Would you quote the material below in full and unchanged?

[Dataset records]

________________

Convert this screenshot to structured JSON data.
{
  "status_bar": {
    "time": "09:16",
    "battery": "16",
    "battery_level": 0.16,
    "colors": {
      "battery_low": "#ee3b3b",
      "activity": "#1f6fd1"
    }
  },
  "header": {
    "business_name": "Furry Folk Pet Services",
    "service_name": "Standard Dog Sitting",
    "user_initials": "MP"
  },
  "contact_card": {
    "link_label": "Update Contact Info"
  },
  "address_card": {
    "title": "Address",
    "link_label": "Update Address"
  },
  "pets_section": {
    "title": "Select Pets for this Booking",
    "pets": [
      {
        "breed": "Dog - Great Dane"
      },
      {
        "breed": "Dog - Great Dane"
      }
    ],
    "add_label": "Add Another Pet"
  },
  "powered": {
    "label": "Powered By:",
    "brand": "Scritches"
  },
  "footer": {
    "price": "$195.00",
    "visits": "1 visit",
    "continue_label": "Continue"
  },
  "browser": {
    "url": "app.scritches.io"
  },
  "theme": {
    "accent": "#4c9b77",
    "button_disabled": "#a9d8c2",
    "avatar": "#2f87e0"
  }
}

________________

▸ Answer to the exercise
Convert this screenshot to structured JSON data.
{
  "status_bar": {
    "time": "09:16",
    "battery": "16",
    "battery_level": 0.16,
    "colors": {
      "battery_low": "#ee3b3b",
      "activity": "#1f6fd1"
    }
  },
  "header": {
    "business_name": "Furry Folk Pet Services",
    "service_name": "Standard Dog Sitting",
    "user_initials": "MP"
  },
  "contact_card": {
    "link_label": "Update Contact Info"
  },
  "address_card": {
    "title": "Address",
    "link_label": "Update Address"
  },
  "pets_section": {
    "title": "Select Pets for this Booking",
    "pets": [
      {
        "breed": "Dog - Great Dane"
      },
      {
        "breed": "Dog - Great Dane"
      }
    ],
    "add_label": "Add Another Pet"
  },
  "powered": {
    "label": "Powered By:",
    "brand": "Scritches"
  },
  "footer": {
    "price": "$195.00",
    "visits": "1 visit",
    "continue_label": "Continue"
  },
  "browser": {
    "url": "app.scritches.io"
  },
  "theme": {
    "accent": "#4c9b77",
    "button_disabled": "#a9d8c2",
    "avatar": "#2f87e0"
  }
}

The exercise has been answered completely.